Task brief:
Below are records; extract exactly the lines from the one with "Convert this screenshot" through the final line, including both, but drop the pictures.

Given records:
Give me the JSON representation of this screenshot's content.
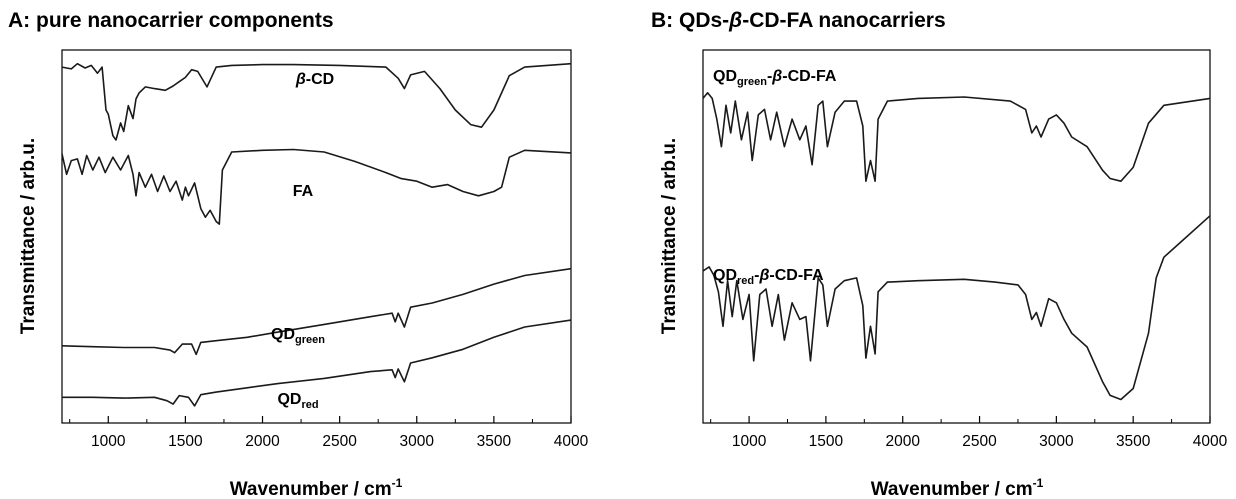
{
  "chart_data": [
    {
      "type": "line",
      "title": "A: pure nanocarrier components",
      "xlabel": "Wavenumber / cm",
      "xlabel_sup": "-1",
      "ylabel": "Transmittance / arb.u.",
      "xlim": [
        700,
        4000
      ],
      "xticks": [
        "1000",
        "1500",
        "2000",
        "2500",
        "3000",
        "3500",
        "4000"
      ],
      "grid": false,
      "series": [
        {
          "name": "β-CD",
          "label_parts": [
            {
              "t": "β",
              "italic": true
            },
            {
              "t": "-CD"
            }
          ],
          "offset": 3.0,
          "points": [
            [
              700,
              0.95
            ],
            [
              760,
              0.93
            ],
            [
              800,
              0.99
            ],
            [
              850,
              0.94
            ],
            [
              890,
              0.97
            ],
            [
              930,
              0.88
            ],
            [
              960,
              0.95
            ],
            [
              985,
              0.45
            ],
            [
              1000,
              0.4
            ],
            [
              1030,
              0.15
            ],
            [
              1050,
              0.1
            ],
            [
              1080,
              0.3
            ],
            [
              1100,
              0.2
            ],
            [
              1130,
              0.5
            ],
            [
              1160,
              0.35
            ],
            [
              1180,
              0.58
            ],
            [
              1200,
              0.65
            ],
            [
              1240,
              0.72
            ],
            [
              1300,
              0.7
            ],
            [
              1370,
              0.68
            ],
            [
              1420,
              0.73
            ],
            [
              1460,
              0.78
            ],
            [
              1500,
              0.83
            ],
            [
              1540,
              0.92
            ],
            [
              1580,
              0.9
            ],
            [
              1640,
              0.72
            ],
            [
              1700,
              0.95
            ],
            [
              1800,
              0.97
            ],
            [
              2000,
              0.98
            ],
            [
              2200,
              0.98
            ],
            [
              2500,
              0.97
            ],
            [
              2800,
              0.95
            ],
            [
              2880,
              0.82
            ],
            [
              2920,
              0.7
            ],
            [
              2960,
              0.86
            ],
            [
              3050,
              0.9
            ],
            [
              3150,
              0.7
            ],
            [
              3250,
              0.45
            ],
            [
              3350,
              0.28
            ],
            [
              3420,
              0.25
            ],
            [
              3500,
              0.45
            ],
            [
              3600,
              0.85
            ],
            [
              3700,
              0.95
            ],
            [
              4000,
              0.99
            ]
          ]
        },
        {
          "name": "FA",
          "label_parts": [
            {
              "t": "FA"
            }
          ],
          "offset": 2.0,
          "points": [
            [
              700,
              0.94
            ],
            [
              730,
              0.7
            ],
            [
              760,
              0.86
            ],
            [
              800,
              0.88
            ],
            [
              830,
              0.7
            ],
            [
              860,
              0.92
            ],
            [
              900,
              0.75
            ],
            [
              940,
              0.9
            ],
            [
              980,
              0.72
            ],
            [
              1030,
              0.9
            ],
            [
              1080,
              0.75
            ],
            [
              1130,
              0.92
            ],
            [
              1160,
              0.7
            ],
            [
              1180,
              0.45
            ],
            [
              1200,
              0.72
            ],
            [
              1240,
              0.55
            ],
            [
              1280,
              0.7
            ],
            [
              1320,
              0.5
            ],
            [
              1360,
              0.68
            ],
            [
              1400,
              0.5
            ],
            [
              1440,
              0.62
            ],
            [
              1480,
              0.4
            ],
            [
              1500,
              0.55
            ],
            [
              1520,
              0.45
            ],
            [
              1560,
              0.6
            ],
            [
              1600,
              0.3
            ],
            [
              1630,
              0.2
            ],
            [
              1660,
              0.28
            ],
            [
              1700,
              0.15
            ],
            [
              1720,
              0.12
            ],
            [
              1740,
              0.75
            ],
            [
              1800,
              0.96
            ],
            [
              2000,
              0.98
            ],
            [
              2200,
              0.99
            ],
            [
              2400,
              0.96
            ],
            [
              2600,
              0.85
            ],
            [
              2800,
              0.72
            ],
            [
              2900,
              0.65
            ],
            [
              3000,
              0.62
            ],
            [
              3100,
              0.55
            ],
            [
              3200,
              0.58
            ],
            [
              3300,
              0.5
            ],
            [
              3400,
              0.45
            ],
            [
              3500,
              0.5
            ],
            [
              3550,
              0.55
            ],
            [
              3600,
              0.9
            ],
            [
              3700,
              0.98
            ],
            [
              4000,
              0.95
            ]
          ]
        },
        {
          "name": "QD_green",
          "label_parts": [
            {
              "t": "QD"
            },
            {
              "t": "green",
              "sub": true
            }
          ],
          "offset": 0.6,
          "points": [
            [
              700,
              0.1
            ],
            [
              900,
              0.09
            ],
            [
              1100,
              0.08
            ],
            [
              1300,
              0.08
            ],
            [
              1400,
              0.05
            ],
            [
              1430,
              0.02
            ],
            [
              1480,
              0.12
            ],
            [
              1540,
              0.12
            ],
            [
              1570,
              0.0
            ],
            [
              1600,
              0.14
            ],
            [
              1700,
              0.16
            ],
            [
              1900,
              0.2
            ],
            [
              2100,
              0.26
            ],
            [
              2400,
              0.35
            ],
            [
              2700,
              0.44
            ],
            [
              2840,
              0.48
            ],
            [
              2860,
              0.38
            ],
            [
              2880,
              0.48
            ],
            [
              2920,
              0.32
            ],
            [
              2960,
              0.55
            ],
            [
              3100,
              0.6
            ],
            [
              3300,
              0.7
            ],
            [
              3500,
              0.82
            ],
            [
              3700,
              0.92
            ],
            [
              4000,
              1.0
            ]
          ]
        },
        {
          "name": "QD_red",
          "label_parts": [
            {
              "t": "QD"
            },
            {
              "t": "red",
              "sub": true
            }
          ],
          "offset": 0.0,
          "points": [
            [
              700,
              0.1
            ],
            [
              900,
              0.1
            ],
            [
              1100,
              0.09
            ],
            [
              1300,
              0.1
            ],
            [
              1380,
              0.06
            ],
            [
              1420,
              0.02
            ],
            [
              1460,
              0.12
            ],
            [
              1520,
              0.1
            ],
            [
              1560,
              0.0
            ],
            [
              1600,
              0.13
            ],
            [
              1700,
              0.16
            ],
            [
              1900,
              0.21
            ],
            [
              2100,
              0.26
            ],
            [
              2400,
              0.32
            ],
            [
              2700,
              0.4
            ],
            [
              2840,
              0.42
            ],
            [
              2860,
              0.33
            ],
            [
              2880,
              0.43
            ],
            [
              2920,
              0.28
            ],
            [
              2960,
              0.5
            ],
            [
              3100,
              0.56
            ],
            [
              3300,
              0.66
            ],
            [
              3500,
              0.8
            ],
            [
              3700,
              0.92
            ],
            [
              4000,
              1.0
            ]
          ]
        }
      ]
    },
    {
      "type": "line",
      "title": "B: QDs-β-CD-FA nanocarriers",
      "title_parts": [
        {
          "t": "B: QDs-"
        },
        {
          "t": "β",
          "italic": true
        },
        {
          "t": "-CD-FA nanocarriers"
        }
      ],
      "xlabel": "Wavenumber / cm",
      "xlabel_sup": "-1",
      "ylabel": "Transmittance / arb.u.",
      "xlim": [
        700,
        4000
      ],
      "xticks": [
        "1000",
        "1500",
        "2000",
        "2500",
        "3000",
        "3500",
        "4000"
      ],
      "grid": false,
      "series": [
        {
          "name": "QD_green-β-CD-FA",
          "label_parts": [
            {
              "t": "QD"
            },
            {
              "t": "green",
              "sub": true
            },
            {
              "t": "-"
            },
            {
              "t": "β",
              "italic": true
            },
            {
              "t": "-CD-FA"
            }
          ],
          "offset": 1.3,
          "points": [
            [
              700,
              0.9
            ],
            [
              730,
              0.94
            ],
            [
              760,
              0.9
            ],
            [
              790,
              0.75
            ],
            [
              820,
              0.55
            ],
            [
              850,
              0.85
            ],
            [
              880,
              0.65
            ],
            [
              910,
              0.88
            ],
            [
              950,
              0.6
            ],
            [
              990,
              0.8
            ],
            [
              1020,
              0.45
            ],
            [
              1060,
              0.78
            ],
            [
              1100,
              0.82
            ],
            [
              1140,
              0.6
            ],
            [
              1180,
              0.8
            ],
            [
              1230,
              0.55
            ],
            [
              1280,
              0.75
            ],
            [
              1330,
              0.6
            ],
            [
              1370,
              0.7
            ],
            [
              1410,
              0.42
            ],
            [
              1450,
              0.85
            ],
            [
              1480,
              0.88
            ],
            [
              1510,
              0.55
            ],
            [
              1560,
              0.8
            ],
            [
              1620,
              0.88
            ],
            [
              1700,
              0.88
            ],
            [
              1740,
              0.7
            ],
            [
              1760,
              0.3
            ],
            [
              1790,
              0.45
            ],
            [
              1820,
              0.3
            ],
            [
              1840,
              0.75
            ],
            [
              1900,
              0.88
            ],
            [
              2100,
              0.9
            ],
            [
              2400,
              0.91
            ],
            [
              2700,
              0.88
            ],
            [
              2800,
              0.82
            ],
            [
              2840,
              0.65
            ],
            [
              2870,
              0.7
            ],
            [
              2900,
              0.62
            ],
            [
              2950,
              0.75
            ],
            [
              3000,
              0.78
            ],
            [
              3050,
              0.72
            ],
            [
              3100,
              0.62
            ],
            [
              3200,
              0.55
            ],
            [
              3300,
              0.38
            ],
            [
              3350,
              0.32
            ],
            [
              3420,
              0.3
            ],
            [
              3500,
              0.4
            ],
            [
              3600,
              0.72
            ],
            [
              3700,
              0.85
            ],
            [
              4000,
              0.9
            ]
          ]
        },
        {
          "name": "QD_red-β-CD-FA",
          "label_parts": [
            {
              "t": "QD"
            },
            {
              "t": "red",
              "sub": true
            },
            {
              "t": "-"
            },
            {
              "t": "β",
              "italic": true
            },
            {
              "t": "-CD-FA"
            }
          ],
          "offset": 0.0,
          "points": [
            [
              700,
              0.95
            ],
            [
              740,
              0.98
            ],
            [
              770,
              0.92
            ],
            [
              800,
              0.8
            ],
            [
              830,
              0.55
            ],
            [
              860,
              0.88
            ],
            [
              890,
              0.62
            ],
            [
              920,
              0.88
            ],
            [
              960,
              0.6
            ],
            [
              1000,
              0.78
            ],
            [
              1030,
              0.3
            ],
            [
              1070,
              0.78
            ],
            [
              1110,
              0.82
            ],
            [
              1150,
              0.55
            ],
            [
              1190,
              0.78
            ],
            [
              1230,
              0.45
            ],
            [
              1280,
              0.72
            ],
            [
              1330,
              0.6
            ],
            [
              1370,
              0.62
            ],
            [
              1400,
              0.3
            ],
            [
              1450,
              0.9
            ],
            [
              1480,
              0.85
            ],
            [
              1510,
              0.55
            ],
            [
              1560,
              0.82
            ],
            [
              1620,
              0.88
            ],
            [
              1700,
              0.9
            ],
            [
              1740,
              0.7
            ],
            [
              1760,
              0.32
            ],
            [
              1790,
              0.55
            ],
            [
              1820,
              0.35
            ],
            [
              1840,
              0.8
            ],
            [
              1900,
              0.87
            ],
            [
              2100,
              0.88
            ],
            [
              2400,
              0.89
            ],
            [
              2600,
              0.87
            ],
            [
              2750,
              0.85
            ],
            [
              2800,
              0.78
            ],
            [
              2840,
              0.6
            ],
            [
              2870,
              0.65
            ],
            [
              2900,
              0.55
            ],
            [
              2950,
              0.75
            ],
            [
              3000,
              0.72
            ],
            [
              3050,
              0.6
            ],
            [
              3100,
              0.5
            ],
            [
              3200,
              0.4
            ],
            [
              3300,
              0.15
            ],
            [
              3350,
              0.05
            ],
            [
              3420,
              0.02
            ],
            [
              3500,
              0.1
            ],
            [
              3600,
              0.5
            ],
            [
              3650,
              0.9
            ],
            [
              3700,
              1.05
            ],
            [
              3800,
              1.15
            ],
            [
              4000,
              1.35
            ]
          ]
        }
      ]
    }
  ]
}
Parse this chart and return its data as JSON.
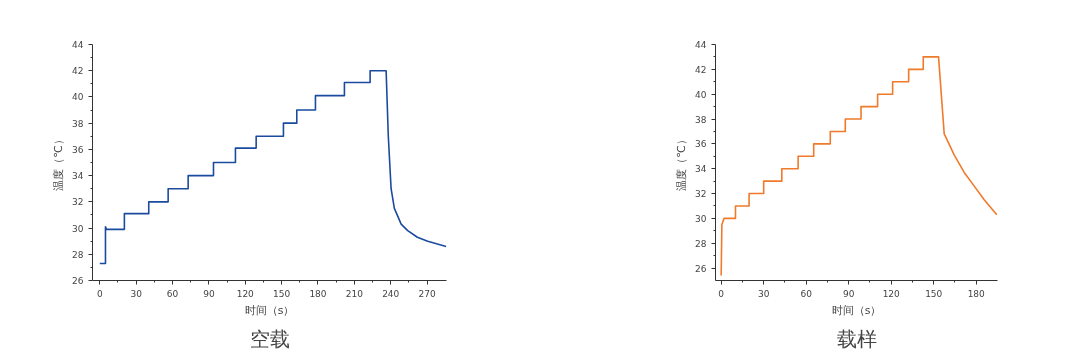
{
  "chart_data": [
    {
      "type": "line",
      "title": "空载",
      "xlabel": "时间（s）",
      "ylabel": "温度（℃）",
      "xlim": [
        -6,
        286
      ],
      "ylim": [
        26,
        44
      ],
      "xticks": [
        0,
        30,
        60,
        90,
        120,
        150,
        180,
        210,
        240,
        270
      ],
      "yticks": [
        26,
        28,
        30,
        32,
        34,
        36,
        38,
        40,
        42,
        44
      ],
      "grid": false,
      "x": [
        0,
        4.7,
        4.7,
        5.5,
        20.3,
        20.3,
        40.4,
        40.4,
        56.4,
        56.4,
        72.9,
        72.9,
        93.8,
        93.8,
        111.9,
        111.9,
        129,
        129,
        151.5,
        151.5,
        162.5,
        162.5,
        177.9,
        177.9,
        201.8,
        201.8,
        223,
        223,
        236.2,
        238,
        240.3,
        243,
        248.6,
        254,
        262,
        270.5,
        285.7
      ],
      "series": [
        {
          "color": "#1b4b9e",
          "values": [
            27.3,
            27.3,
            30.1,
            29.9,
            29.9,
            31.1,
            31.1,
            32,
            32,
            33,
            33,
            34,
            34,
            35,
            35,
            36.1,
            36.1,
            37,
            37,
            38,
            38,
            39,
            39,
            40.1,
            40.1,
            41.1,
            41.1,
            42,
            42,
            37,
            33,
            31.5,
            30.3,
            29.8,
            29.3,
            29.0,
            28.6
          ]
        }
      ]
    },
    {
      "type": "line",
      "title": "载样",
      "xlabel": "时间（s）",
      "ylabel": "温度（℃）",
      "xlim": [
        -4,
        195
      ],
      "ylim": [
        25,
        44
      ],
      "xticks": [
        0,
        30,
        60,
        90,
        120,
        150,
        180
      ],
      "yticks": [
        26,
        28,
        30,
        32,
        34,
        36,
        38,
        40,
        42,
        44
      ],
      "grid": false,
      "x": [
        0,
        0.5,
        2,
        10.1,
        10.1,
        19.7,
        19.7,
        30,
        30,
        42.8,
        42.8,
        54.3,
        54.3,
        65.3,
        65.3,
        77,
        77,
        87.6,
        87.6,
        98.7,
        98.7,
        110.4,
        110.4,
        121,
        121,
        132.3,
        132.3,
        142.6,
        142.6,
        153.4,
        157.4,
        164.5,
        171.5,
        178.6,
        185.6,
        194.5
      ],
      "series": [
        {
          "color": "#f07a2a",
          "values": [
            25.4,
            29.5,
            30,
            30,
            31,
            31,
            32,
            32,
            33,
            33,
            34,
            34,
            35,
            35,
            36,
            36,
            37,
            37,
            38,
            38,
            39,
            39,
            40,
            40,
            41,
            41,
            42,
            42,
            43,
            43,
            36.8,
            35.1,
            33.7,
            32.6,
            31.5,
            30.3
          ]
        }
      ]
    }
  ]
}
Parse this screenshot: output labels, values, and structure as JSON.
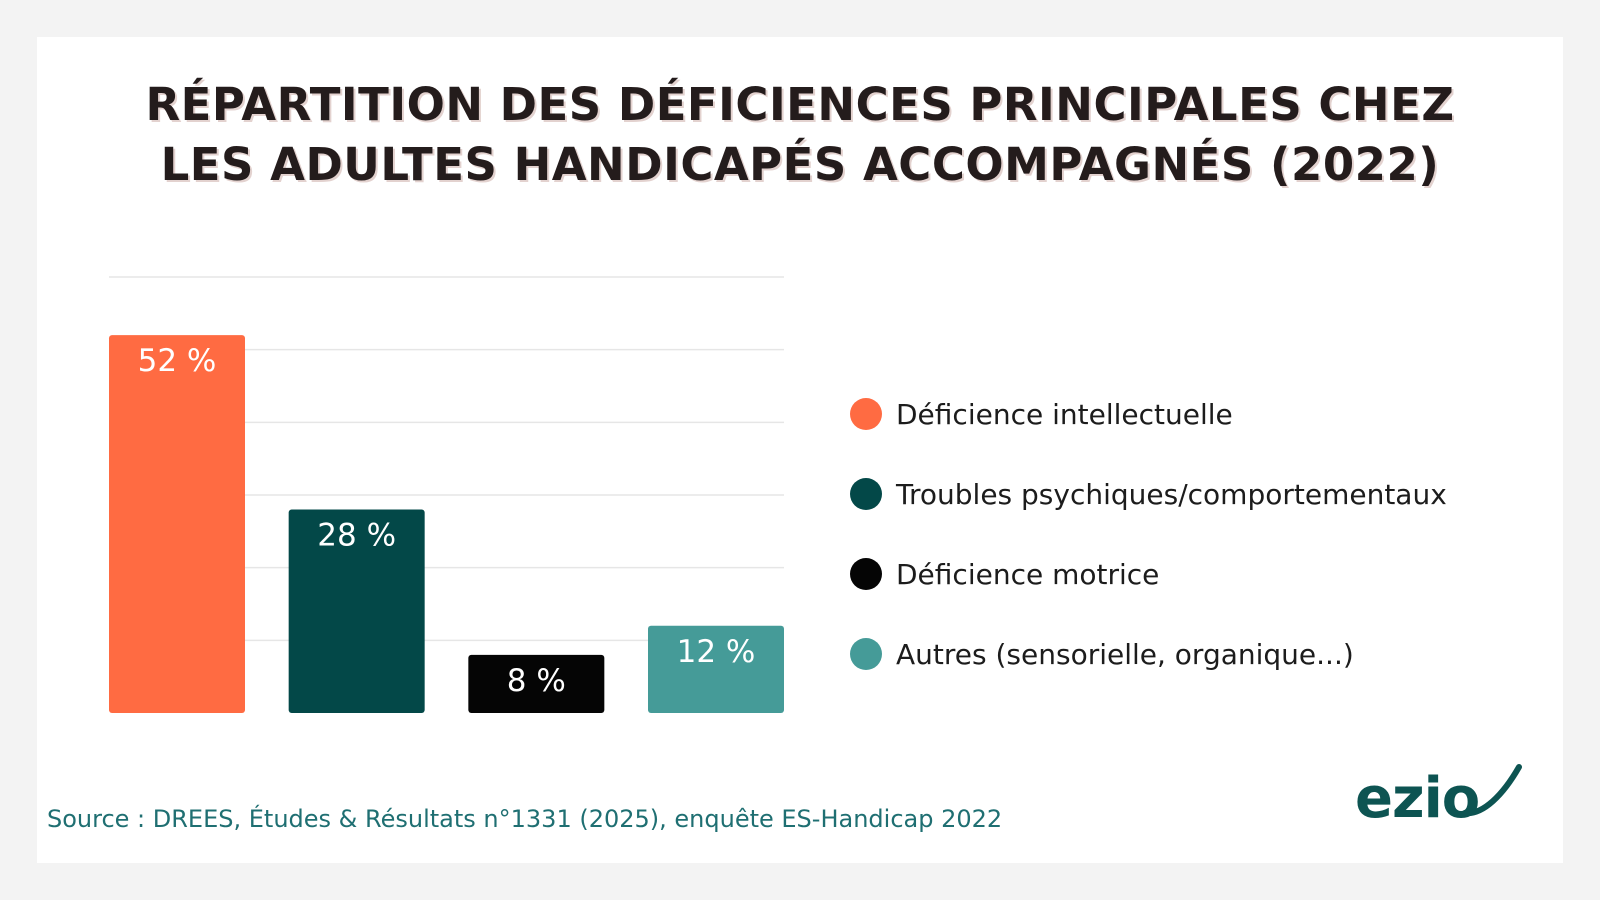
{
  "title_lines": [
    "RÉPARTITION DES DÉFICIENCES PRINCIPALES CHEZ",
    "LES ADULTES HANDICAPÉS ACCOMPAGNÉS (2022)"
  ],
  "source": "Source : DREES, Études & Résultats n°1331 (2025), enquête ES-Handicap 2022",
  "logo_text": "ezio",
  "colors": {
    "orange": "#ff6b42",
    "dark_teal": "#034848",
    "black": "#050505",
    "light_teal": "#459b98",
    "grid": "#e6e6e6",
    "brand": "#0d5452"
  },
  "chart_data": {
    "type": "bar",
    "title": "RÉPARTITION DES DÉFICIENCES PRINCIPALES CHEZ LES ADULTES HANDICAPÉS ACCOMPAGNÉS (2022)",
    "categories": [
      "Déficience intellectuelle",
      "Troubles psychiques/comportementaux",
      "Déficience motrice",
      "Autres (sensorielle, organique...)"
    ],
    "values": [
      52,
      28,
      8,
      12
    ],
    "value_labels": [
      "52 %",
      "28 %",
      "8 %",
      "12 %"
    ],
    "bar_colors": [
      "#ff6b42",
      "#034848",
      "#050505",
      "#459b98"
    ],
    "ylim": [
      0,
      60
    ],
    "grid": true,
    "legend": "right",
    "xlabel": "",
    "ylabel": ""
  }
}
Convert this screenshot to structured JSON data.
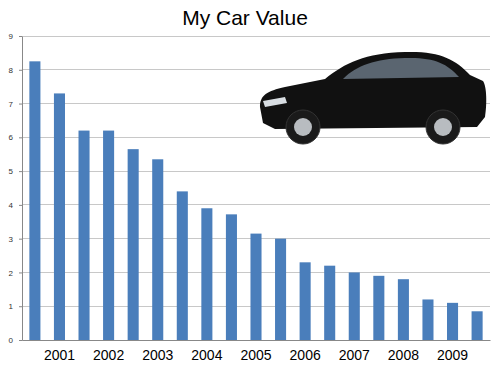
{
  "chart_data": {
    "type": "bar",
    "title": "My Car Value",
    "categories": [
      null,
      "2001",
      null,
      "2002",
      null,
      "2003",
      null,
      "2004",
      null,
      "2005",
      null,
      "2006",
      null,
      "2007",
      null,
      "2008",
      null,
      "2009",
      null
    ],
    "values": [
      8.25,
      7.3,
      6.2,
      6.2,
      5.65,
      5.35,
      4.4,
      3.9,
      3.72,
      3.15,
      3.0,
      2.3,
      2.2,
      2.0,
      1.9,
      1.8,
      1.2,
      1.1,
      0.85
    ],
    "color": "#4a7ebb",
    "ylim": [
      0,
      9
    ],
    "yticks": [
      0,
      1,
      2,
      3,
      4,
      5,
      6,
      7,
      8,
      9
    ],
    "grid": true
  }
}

Answer to this task:
Convert this screenshot to structured JSON data.
{
  "chart_data": {
    "type": "bar",
    "title": "My Car Value",
    "categories": [
      null,
      "2001",
      null,
      "2002",
      null,
      "2003",
      null,
      "2004",
      null,
      "2005",
      null,
      "2006",
      null,
      "2007",
      null,
      "2008",
      null,
      "2009",
      null
    ],
    "values": [
      8.25,
      7.3,
      6.2,
      6.2,
      5.65,
      5.35,
      4.4,
      3.9,
      3.72,
      3.15,
      3.0,
      2.3,
      2.2,
      2.0,
      1.9,
      1.8,
      1.2,
      1.1,
      0.85
    ],
    "color": "#4a7ebb",
    "ylim": [
      0,
      9
    ],
    "yticks": [
      0,
      1,
      2,
      3,
      4,
      5,
      6,
      7,
      8,
      9
    ],
    "grid": true
  }
}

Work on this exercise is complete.